◆ Your task: Restate the data exactly as given and keep the pictures out.
****
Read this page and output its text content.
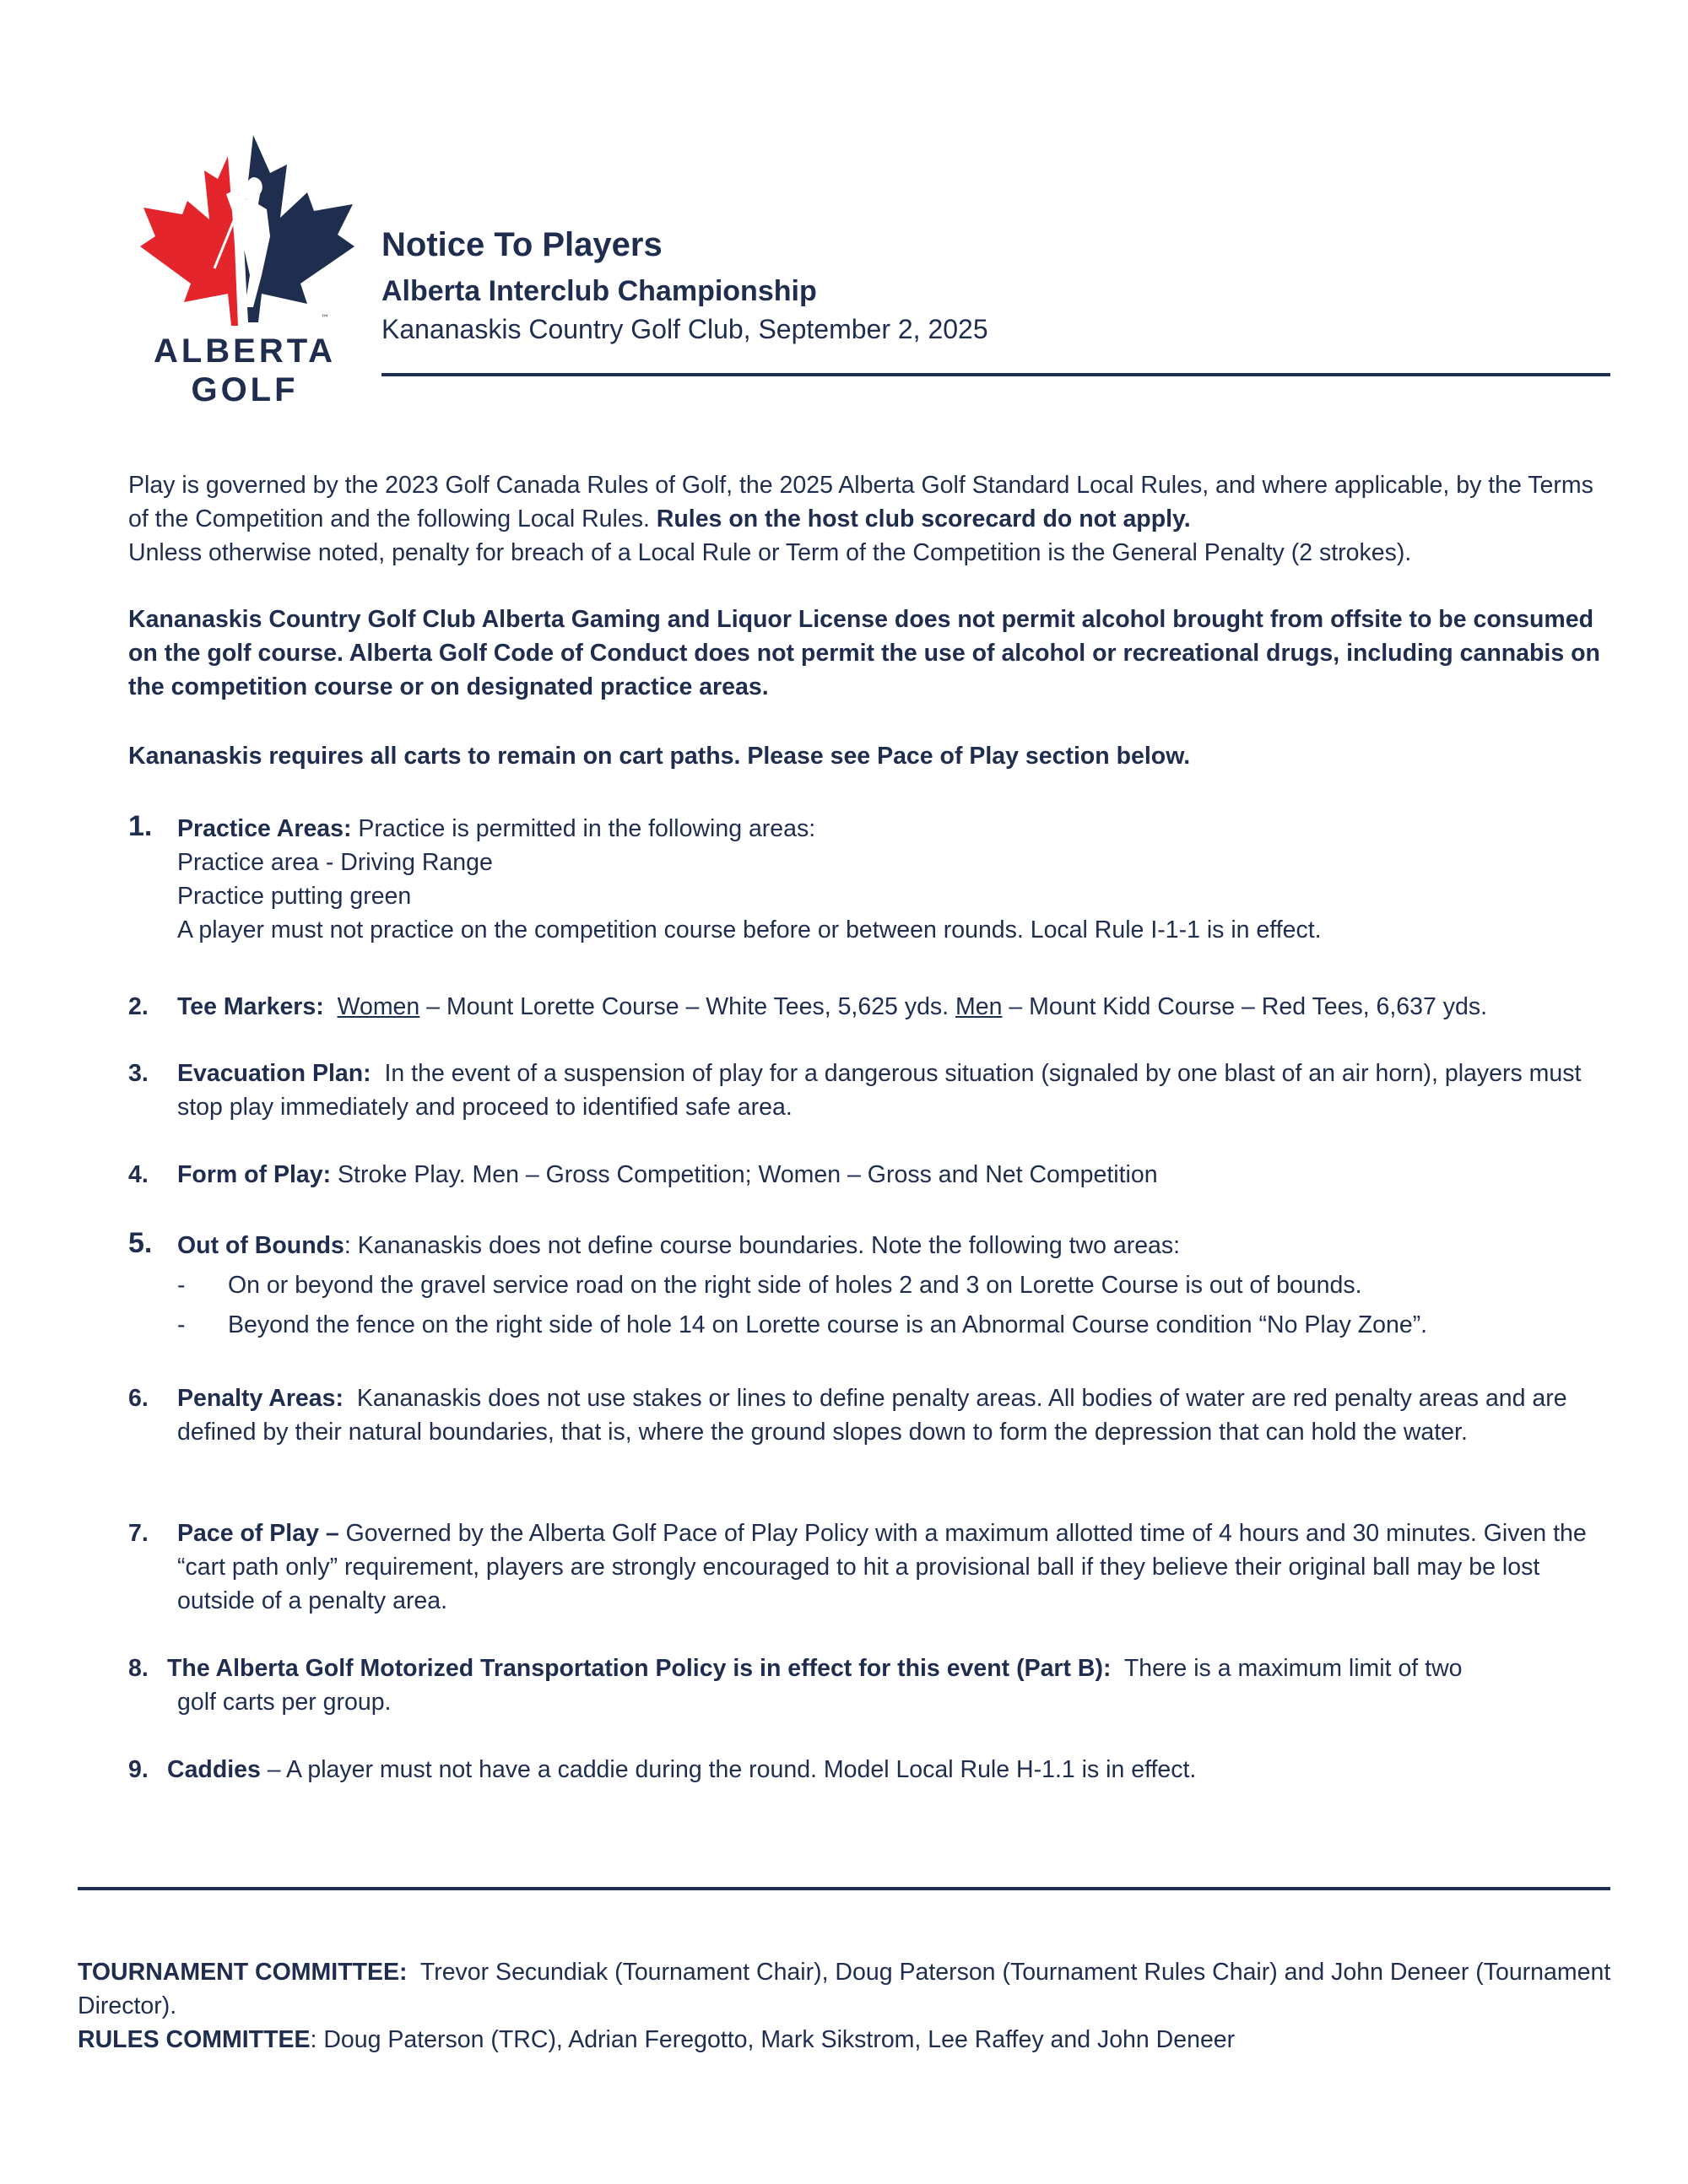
™
ALBERTA
GOLF
Notice To Players
Alberta Interclub Championship
Kananaskis Country Golf Club, September 2, 2025
Play is governed by the 2023 Golf Canada Rules of Golf, the 2025 Alberta Golf Standard Local Rules, and where applicable, by the Terms of the Competition and the following Local Rules. Rules on the host club scorecard do not apply.
Unless otherwise noted, penalty for breach of a Local Rule or Term of the Competition is the General Penalty (2 strokes).
Kananaskis Country Golf Club Alberta Gaming and Liquor License does not permit alcohol brought from offsite to be consumed on the golf course. Alberta Golf Code of Conduct does not permit the use of alcohol or recreational drugs, including cannabis on the competition course or on designated practice areas.
Kananaskis requires all carts to remain on cart paths. Please see Pace of Play section below.
1. Practice Areas: Practice is permitted in the following areas:
Practice area - Driving Range
Practice putting green
A player must not practice on the competition course before or between rounds. Local Rule I-1-1 is in effect.
2. Tee Markers: Women – Mount Lorette Course – White Tees, 5,625 yds. Men – Mount Kidd Course – Red Tees, 6,637 yds.
3. Evacuation Plan: In the event of a suspension of play for a dangerous situation (signaled by one blast of an air horn), players must stop play immediately and proceed to identified safe area.
4. Form of Play: Stroke Play. Men – Gross Competition; Women – Gross and Net Competition
5. Out of Bounds: Kananaskis does not define course boundaries. Note the following two areas:
- On or beyond the gravel service road on the right side of holes 2 and 3 on Lorette Course is out of bounds.
- Beyond the fence on the right side of hole 14 on Lorette course is an Abnormal Course condition “No Play Zone”.
6. Penalty Areas: Kananaskis does not use stakes or lines to define penalty areas. All bodies of water are red penalty areas and are defined by their natural boundaries, that is, where the ground slopes down to form the depression that can hold the water.
7. Pace of Play – Governed by the Alberta Golf Pace of Play Policy with a maximum allotted time of 4 hours and 30 minutes. Given the “cart path only” requirement, players are strongly encouraged to hit a provisional ball if they believe their original ball may be lost outside of a penalty area.
8. The Alberta Golf Motorized Transportation Policy is in effect for this event (Part B): There is a maximum limit of two
golf carts per group.
9. Caddies – A player must not have a caddie during the round. Model Local Rule H-1.1 is in effect.
TOURNAMENT COMMITTEE: Trevor Secundiak (Tournament Chair), Doug Paterson (Tournament Rules Chair) and John Deneer (Tournament Director).
RULES COMMITTEE: Doug Paterson (TRC), Adrian Feregotto, Mark Sikstrom, Lee Raffey and John Deneer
****
◆ Answer for this exercise:
Read this page and output its text content.
™
ALBERTA
GOLF
Notice To Players
Alberta Interclub Championship
Kananaskis Country Golf Club, September 2, 2025
Play is governed by the 2023 Golf Canada Rules of Golf, the 2025 Alberta Golf Standard Local Rules, and where applicable, by the Terms of the Competition and the following Local Rules. Rules on the host club scorecard do not apply.
Unless otherwise noted, penalty for breach of a Local Rule or Term of the Competition is the General Penalty (2 strokes).
Kananaskis Country Golf Club Alberta Gaming and Liquor License does not permit alcohol brought from offsite to be consumed on the golf course. Alberta Golf Code of Conduct does not permit the use of alcohol or recreational drugs, including cannabis on the competition course or on designated practice areas.
Kananaskis requires all carts to remain on cart paths. Please see Pace of Play section below.
1. Practice Areas: Practice is permitted in the following areas:
Practice area - Driving Range
Practice putting green
A player must not practice on the competition course before or between rounds. Local Rule I-1-1 is in effect.
2. Tee Markers: Women – Mount Lorette Course – White Tees, 5,625 yds. Men – Mount Kidd Course – Red Tees, 6,637 yds.
3. Evacuation Plan: In the event of a suspension of play for a dangerous situation (signaled by one blast of an air horn), players must stop play immediately and proceed to identified safe area.
4. Form of Play: Stroke Play. Men – Gross Competition; Women – Gross and Net Competition
5. Out of Bounds: Kananaskis does not define course boundaries. Note the following two areas:
- On or beyond the gravel service road on the right side of holes 2 and 3 on Lorette Course is out of bounds.
- Beyond the fence on the right side of hole 14 on Lorette course is an Abnormal Course condition “No Play Zone”.
6. Penalty Areas: Kananaskis does not use stakes or lines to define penalty areas. All bodies of water are red penalty areas and are defined by their natural boundaries, that is, where the ground slopes down to form the depression that can hold the water.
7. Pace of Play – Governed by the Alberta Golf Pace of Play Policy with a maximum allotted time of 4 hours and 30 minutes. Given the “cart path only” requirement, players are strongly encouraged to hit a provisional ball if they believe their original ball may be lost outside of a penalty area.
8. The Alberta Golf Motorized Transportation Policy is in effect for this event (Part B): There is a maximum limit of two
golf carts per group.
9. Caddies – A player must not have a caddie during the round. Model Local Rule H-1.1 is in effect.
TOURNAMENT COMMITTEE: Trevor Secundiak (Tournament Chair), Doug Paterson (Tournament Rules Chair) and John Deneer (Tournament Director).
RULES COMMITTEE: Doug Paterson (TRC), Adrian Feregotto, Mark Sikstrom, Lee Raffey and John Deneer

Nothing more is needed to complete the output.